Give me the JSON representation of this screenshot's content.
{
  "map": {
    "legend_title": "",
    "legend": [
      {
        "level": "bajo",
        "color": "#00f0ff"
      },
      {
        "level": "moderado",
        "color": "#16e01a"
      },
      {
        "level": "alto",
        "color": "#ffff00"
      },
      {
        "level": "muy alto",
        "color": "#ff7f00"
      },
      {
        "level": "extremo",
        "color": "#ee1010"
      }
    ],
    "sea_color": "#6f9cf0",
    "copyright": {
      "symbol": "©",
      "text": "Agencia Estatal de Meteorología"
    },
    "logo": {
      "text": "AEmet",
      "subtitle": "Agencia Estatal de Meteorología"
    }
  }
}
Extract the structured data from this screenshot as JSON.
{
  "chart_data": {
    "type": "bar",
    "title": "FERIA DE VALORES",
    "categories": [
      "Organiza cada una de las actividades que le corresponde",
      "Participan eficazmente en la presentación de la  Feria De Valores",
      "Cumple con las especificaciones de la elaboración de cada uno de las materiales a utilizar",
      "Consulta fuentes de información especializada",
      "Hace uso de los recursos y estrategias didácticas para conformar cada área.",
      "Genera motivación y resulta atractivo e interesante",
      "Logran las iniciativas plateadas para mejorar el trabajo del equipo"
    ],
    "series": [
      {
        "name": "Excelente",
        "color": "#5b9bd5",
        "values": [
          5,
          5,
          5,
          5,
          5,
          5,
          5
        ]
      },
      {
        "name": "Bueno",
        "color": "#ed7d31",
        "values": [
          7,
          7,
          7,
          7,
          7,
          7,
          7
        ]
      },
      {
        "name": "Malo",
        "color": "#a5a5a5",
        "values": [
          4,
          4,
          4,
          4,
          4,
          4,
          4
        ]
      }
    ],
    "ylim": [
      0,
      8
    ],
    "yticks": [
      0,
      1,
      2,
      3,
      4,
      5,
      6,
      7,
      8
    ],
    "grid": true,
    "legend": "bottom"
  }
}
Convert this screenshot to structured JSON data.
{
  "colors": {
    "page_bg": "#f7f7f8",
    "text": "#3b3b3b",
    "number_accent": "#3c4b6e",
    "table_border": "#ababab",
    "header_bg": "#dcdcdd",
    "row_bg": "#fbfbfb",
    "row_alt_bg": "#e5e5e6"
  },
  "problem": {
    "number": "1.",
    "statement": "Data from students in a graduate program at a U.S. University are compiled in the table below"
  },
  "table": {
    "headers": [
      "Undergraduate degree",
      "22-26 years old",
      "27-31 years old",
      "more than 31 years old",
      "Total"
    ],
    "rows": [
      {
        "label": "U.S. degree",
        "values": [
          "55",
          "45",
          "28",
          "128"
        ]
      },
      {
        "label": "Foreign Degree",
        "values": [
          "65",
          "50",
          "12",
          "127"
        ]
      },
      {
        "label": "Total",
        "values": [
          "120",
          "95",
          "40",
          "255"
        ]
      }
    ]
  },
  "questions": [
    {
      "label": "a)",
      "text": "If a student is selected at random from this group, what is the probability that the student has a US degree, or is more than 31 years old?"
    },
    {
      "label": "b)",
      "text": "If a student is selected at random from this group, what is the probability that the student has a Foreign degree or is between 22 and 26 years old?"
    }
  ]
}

::::

§ Exercise directions
Identify all lines where the word "Foreign" shows up. Copy them.

§ Response for this exercise
        "label": "Foreign Degree",
      "text": "If a student is selected at random from this group, what is the probability that the student has a Foreign degree or is between 22 and 26 years old?"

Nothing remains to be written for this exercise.